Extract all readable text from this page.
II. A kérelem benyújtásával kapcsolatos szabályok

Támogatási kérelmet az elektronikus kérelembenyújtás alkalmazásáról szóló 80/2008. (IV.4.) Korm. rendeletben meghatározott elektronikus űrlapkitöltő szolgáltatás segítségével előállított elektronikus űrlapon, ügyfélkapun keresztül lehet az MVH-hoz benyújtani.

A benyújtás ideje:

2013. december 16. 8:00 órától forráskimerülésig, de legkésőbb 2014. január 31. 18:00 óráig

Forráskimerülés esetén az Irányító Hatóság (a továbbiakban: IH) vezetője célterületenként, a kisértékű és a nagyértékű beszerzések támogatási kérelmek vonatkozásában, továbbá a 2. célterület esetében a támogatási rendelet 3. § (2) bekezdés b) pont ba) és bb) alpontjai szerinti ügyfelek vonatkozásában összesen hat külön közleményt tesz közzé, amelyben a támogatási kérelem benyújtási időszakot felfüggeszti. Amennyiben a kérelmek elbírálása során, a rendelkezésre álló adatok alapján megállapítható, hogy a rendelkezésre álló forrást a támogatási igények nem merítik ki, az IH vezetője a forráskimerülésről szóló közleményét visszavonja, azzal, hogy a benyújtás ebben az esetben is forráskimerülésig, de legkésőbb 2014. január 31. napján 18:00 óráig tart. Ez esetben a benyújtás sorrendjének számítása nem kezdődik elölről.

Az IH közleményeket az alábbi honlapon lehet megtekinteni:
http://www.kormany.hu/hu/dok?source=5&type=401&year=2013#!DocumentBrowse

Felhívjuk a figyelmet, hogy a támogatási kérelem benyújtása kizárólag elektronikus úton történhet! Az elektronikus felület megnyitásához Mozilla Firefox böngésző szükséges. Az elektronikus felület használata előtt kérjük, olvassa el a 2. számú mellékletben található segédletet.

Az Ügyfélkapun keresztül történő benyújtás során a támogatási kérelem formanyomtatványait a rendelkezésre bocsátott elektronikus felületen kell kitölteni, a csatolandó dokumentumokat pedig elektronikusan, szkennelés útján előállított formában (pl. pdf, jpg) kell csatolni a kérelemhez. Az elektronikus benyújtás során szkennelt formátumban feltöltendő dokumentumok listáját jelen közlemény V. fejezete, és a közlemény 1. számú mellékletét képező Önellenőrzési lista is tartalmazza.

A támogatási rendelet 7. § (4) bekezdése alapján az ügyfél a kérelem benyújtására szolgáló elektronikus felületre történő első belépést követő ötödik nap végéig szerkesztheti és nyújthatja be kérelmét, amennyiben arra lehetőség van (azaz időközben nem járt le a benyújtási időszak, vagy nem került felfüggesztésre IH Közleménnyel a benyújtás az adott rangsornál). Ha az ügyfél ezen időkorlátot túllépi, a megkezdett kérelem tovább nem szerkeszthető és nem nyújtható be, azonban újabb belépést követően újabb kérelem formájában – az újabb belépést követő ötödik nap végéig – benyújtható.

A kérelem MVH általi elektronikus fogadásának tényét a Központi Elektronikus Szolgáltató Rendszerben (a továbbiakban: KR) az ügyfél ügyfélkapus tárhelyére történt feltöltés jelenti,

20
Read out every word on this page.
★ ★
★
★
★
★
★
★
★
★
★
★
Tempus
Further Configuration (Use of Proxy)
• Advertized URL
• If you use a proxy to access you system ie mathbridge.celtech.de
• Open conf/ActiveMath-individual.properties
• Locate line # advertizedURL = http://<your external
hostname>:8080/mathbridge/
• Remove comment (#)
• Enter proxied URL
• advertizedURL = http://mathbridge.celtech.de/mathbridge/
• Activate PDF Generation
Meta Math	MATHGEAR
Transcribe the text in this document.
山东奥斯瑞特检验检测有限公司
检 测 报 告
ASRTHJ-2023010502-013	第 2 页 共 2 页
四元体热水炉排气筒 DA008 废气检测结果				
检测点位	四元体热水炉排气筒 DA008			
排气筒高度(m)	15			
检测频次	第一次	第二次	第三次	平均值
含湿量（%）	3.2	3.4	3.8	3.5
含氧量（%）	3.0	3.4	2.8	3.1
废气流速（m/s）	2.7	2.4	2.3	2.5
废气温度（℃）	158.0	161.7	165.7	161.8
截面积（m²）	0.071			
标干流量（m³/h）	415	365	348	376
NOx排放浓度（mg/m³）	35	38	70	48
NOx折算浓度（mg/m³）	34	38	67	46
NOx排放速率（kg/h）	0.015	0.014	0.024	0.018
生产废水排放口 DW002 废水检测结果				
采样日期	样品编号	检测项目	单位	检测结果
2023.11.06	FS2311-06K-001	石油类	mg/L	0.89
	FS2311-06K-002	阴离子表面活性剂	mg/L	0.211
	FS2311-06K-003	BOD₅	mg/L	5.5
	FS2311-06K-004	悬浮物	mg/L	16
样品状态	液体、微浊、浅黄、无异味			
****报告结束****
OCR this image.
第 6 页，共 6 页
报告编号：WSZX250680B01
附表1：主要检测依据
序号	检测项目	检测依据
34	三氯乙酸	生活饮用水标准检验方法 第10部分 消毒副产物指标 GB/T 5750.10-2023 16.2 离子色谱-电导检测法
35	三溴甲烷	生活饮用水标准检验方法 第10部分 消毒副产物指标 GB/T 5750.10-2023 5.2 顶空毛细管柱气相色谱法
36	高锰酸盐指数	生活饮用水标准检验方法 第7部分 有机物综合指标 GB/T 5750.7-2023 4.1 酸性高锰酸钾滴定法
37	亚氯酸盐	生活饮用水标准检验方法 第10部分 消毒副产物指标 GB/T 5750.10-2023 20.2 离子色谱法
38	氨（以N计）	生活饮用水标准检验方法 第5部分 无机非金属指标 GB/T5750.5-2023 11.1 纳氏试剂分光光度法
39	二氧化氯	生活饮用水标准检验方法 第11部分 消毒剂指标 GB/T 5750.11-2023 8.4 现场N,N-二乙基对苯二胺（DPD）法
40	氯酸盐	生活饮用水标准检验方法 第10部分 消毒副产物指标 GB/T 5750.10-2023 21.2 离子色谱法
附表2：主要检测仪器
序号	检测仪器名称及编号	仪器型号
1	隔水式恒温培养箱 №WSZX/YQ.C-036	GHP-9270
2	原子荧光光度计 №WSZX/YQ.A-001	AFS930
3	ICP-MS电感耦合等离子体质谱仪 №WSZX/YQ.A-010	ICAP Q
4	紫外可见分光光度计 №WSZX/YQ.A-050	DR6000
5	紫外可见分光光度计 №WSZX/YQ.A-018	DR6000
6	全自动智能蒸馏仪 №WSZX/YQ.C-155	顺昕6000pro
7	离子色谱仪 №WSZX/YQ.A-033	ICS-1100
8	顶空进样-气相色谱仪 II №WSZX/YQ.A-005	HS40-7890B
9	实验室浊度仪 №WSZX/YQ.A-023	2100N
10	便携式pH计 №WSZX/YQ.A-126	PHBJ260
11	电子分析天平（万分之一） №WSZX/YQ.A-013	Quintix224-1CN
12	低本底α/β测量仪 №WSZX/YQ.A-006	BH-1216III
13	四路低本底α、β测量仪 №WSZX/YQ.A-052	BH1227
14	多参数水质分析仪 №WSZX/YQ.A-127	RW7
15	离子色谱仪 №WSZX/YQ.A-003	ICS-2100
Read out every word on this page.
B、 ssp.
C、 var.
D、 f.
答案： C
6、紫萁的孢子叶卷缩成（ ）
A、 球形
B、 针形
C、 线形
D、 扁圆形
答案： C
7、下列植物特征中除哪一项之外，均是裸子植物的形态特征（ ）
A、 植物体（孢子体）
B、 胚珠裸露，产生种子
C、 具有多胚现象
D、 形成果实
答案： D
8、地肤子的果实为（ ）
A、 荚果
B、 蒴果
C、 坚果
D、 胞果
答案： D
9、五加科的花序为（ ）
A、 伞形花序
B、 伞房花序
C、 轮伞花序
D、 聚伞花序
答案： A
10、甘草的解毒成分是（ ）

WORK INSTRUCTIONS — Reproduce each line holding the word "四元体热水炉排气筒".

RESPONSE TO THIS EXERCISE —
四元体热水炉排气筒 DA008 废气检测结果				
检测点位	四元体热水炉排气筒 DA008			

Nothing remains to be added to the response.